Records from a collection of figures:
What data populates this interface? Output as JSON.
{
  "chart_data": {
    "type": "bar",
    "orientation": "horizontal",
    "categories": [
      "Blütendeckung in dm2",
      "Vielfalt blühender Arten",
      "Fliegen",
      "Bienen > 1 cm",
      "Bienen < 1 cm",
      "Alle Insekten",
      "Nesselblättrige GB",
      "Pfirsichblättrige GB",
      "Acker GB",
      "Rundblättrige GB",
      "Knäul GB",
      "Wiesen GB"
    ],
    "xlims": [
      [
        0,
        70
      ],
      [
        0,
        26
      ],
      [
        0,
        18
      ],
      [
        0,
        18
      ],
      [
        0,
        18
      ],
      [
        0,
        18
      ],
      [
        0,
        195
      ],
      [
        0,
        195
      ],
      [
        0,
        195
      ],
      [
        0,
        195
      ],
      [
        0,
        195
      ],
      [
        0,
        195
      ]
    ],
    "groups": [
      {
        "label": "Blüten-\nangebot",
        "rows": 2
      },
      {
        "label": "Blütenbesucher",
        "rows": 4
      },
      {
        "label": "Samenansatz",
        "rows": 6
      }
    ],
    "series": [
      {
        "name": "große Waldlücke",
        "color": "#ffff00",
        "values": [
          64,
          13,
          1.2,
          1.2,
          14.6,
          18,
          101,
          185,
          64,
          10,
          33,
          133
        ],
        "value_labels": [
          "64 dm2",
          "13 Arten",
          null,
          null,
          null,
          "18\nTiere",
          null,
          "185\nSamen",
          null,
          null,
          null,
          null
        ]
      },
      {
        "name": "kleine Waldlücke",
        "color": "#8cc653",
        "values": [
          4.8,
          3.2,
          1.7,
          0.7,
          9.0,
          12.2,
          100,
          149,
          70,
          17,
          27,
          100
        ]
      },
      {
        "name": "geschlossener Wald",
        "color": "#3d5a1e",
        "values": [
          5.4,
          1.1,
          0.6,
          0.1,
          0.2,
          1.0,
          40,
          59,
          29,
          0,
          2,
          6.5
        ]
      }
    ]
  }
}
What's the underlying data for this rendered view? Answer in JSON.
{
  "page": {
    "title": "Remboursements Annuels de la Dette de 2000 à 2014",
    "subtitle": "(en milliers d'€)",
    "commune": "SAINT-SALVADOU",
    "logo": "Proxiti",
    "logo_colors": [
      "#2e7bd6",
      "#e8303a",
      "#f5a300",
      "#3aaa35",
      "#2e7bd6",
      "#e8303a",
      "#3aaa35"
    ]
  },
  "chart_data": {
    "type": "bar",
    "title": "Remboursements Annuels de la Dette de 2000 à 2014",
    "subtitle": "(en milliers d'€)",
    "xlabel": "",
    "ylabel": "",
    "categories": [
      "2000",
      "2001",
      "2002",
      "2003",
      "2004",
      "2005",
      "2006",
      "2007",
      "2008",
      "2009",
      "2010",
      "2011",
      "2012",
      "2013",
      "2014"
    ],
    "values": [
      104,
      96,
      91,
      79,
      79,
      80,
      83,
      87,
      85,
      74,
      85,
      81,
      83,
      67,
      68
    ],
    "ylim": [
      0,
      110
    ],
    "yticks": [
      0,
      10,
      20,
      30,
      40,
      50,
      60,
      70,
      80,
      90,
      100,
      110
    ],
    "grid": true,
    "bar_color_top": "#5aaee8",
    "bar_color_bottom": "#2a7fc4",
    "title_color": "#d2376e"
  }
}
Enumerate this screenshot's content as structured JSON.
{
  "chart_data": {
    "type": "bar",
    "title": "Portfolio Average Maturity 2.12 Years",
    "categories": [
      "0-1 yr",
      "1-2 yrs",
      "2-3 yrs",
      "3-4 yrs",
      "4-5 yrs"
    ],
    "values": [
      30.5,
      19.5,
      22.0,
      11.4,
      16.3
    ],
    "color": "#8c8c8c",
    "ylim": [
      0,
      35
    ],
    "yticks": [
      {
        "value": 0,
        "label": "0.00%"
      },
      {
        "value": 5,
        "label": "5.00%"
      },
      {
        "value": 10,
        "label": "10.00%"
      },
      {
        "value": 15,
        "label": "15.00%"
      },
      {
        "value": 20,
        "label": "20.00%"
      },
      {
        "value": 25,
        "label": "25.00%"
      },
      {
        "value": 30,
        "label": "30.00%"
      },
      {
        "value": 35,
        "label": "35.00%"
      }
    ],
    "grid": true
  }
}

=== Task to complete ===
Above are the records; copy exactly the lines from the one with "Enumerate this screenshot's" through the final line.

=== Output of the exercise ===
Enumerate this screenshot's content as structured JSON.
{
  "chart_data": {
    "type": "bar",
    "title": "Portfolio Average Maturity 2.12 Years",
    "categories": [
      "0-1 yr",
      "1-2 yrs",
      "2-3 yrs",
      "3-4 yrs",
      "4-5 yrs"
    ],
    "values": [
      30.5,
      19.5,
      22.0,
      11.4,
      16.3
    ],
    "color": "#8c8c8c",
    "ylim": [
      0,
      35
    ],
    "yticks": [
      {
        "value": 0,
        "label": "0.00%"
      },
      {
        "value": 5,
        "label": "5.00%"
      },
      {
        "value": 10,
        "label": "10.00%"
      },
      {
        "value": 15,
        "label": "15.00%"
      },
      {
        "value": 20,
        "label": "20.00%"
      },
      {
        "value": 25,
        "label": "25.00%"
      },
      {
        "value": 30,
        "label": "30.00%"
      },
      {
        "value": 35,
        "label": "35.00%"
      }
    ],
    "grid": true
  }
}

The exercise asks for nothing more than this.